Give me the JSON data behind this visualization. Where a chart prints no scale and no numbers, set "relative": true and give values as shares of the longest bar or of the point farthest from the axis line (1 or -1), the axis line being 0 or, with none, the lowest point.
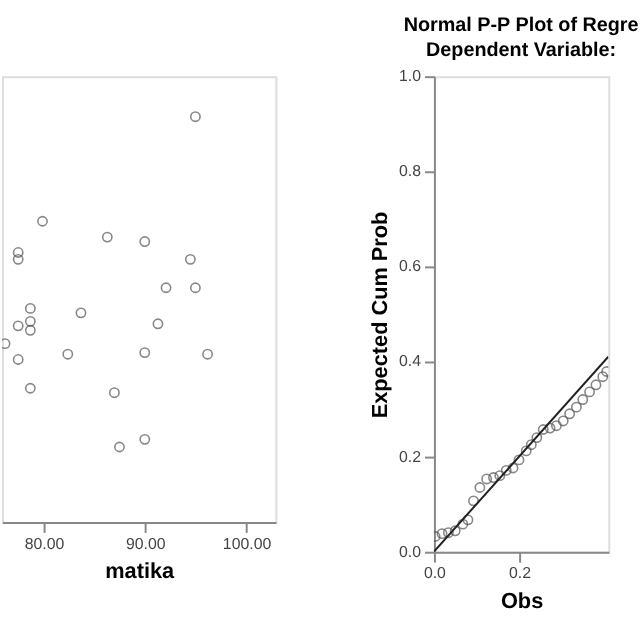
{
  "chart_data": [
    {
      "type": "scatter",
      "xlabel": "matika",
      "relative": true,
      "marker": "circle",
      "xlim": [
        75.9,
        102.9
      ],
      "xticks": [
        {
          "value": 80,
          "label": "80.00"
        },
        {
          "value": 90,
          "label": "90.00"
        },
        {
          "value": 100,
          "label": "100.00"
        }
      ],
      "series": [
        {
          "color": "#555555",
          "x": [
            95.0,
            79.9,
            86.3,
            90.0,
            77.5,
            77.5,
            94.5,
            92.1,
            95.0,
            78.7,
            83.7,
            78.7,
            77.5,
            78.7,
            91.3,
            76.2,
            77.5,
            82.4,
            90.0,
            96.2,
            78.7,
            87.0,
            90.0,
            87.5
          ],
          "values": [
            1,
            0.742,
            0.703,
            0.692,
            0.665,
            0.648,
            0.648,
            0.578,
            0.578,
            0.527,
            0.516,
            0.495,
            0.484,
            0.473,
            0.489,
            0.44,
            0.401,
            0.414,
            0.418,
            0.414,
            0.33,
            0.319,
            0.204,
            0.185
          ]
        }
      ]
    },
    {
      "type": "scatter",
      "title": "Normal P-P Plot of Regre",
      "subtitle": "Dependent Variable:",
      "xlabel": "Obs",
      "ylabel": "Expected Cum Prob",
      "xlim": [
        0,
        0.41
      ],
      "xticks": [
        {
          "value": 0,
          "label": "0.0"
        },
        {
          "value": 0.2,
          "label": "0.2"
        }
      ],
      "ylim": [
        0,
        1
      ],
      "yticks": [
        {
          "value": 0,
          "label": "0.0"
        },
        {
          "value": 0.2,
          "label": "0.2"
        },
        {
          "value": 0.4,
          "label": "0.4"
        },
        {
          "value": 0.6,
          "label": "0.6"
        },
        {
          "value": 0.8,
          "label": "0.8"
        },
        {
          "value": 1,
          "label": "1.0"
        }
      ],
      "series": [
        {
          "type": "scatter",
          "marker": "circle",
          "color": "#555555",
          "x": [
            0.003,
            0.019,
            0.034,
            0.05,
            0.068,
            0.08,
            0.093,
            0.108,
            0.124,
            0.14,
            0.155,
            0.17,
            0.186,
            0.2,
            0.217,
            0.229,
            0.242,
            0.257,
            0.273,
            0.288,
            0.304,
            0.319,
            0.335,
            0.35,
            0.366,
            0.381,
            0.397,
            0.406
          ],
          "values": [
            0.032,
            0.038,
            0.04,
            0.044,
            0.058,
            0.067,
            0.107,
            0.135,
            0.153,
            0.156,
            0.16,
            0.171,
            0.176,
            0.193,
            0.212,
            0.225,
            0.24,
            0.257,
            0.26,
            0.265,
            0.275,
            0.29,
            0.304,
            0.32,
            0.336,
            0.351,
            0.368,
            0.379
          ]
        },
        {
          "type": "line",
          "marker": "none",
          "color": "#222222",
          "x": [
            0,
            0.41
          ],
          "values": [
            0,
            0.41
          ]
        }
      ]
    }
  ]
}
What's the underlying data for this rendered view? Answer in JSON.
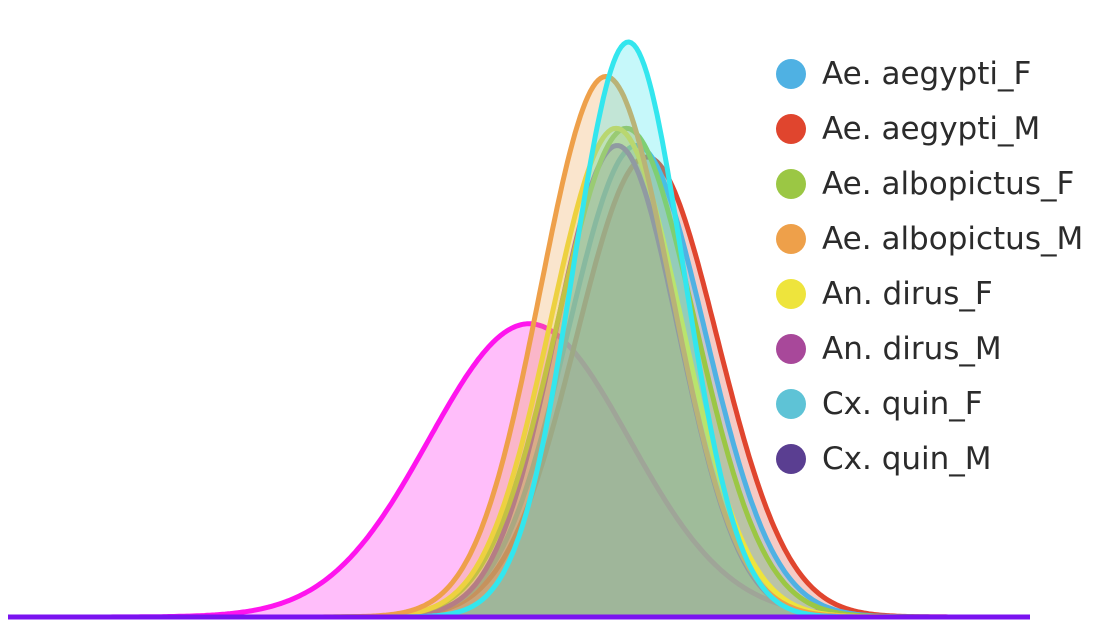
{
  "chart_data": {
    "type": "area",
    "title": "",
    "xlabel": "",
    "ylabel": "",
    "xlim": [
      0,
      100
    ],
    "ylim": [
      0,
      1.0
    ],
    "grid": false,
    "axes_visible": false,
    "legend_position": "top-right",
    "curve_type": "density",
    "series": [
      {
        "name": "Ae. aegypti_F",
        "color": "#4fb1e3",
        "mean": 61.5,
        "sd": 6.7,
        "peak": 0.82
      },
      {
        "name": "Ae. aegypti_M",
        "color": "#e0452e",
        "mean": 62.5,
        "sd": 6.9,
        "peak": 0.8
      },
      {
        "name": "Ae. albopictus_F",
        "color": "#9bc744",
        "mean": 60.5,
        "sd": 6.7,
        "peak": 0.85
      },
      {
        "name": "Ae. albopictus_M",
        "color": "#eea04a",
        "mean": 58.5,
        "sd": 6.4,
        "peak": 0.94
      },
      {
        "name": "An. dirus_F",
        "color": "#eee43c",
        "mean": 59.5,
        "sd": 6.4,
        "peak": 0.85
      },
      {
        "name": "An. dirus_M",
        "color": "#ff14ee",
        "mean": 51.0,
        "sd": 9.8,
        "peak": 0.51
      },
      {
        "name": "Cx. quin_F",
        "color": "#33e6ee",
        "mean": 60.7,
        "sd": 5.4,
        "peak": 1.0
      },
      {
        "name": "Cx. quin_M",
        "color": "#7a12f0",
        "mean": 59.6,
        "sd": 6.0,
        "peak": 0.82
      }
    ],
    "legend": [
      {
        "label": "Ae. aegypti_F",
        "color": "#4fb1e3"
      },
      {
        "label": "Ae. aegypti_M",
        "color": "#e0452e"
      },
      {
        "label": "Ae. albopictus_F",
        "color": "#9bc744"
      },
      {
        "label": "Ae. albopictus_M",
        "color": "#eea04a"
      },
      {
        "label": "An. dirus_F",
        "color": "#eee43c"
      },
      {
        "label": "An. dirus_M",
        "color": "#a8489a"
      },
      {
        "label": "Cx. quin_F",
        "color": "#5ec3d6"
      },
      {
        "label": "Cx. quin_M",
        "color": "#5a3e91"
      }
    ]
  }
}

☆ ☆ ☆ ☆ ☆

● **WHAT THE TASK REQUIRES**
In the lines above, locate the string "JSON". Copy every line where it occurs.

● **EXPECTED ANSWER**
Give me the JSON data behind this visualization. Where a chart prints no scale and no numbers, set "relative": true and give values as shares of the longest bar or of the point farthest from the axis line (1 or -1), the axis line being 0 or, with none, the lowest point.
What's the underlying data for this rendered view? Answer in JSON.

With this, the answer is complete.